● Aim of the task
Find every line of the listing below where "icon" appears, and copy it.

────────────────

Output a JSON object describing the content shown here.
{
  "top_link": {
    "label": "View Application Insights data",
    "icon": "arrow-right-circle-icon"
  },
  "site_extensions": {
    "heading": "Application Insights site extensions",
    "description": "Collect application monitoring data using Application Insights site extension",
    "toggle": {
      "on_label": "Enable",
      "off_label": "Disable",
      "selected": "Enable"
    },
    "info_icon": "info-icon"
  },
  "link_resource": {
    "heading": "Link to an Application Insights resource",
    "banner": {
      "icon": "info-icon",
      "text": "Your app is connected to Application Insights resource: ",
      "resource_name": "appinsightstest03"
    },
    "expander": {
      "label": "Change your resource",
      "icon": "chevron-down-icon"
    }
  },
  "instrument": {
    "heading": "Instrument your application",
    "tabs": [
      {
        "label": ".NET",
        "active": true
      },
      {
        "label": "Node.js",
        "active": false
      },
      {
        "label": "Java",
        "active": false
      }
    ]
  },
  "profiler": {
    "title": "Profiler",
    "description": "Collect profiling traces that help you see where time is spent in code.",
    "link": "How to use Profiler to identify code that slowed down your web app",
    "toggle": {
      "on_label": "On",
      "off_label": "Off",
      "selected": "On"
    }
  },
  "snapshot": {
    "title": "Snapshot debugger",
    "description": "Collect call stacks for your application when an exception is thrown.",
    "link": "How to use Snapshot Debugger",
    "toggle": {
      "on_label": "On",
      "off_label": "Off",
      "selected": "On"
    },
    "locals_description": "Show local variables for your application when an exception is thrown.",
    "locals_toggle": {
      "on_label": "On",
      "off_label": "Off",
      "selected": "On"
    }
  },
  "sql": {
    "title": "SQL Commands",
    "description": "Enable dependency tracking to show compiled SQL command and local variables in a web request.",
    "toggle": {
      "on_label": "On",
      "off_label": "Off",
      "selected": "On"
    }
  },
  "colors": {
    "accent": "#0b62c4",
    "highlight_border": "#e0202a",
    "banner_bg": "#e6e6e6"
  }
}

────────────────

● Response
    "icon": "arrow-right-circle-icon"
    "info_icon": "info-icon"
      "icon": "info-icon",
      "icon": "chevron-down-icon"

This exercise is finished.